> Task objective: Reproduce only the lines that run from the line with "Output the text content of this document." to the last line of the material, both ends included, exactly as they appear.
— start of Records shown —
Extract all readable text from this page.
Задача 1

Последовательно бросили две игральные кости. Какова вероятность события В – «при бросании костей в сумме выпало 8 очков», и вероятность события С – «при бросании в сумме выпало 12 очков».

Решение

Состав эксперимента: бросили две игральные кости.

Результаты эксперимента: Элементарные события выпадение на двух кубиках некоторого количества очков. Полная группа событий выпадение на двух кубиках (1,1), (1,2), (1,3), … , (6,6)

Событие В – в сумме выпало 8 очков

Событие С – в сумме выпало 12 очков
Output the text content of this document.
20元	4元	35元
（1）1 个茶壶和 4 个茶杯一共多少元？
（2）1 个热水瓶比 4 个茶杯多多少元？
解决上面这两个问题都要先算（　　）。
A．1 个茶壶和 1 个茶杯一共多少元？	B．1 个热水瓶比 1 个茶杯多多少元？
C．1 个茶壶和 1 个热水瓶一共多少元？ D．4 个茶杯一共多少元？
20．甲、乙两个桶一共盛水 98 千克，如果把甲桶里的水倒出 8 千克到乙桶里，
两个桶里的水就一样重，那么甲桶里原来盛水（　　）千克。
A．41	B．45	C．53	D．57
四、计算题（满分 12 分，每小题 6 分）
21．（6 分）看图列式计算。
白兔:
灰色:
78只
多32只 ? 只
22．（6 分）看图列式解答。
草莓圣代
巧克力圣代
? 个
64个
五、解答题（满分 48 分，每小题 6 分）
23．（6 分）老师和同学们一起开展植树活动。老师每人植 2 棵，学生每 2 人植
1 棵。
— end of Records shown —
> Task result:
Output the text content of this document.
20元	4元	35元
（1）1 个茶壶和 4 个茶杯一共多少元？
（2）1 个热水瓶比 4 个茶杯多多少元？
解决上面这两个问题都要先算（　　）。
A．1 个茶壶和 1 个茶杯一共多少元？	B．1 个热水瓶比 1 个茶杯多多少元？
C．1 个茶壶和 1 个热水瓶一共多少元？ D．4 个茶杯一共多少元？
20．甲、乙两个桶一共盛水 98 千克，如果把甲桶里的水倒出 8 千克到乙桶里，
两个桶里的水就一样重，那么甲桶里原来盛水（　　）千克。
A．41	B．45	C．53	D．57
四、计算题（满分 12 分，每小题 6 分）
21．（6 分）看图列式计算。
白兔:
灰色:
78只
多32只 ? 只
22．（6 分）看图列式解答。
草莓圣代
巧克力圣代
? 个
64个
五、解答题（满分 48 分，每小题 6 分）
23．（6 分）老师和同学们一起开展植树活动。老师每人植 2 棵，学生每 2 人植
1 棵。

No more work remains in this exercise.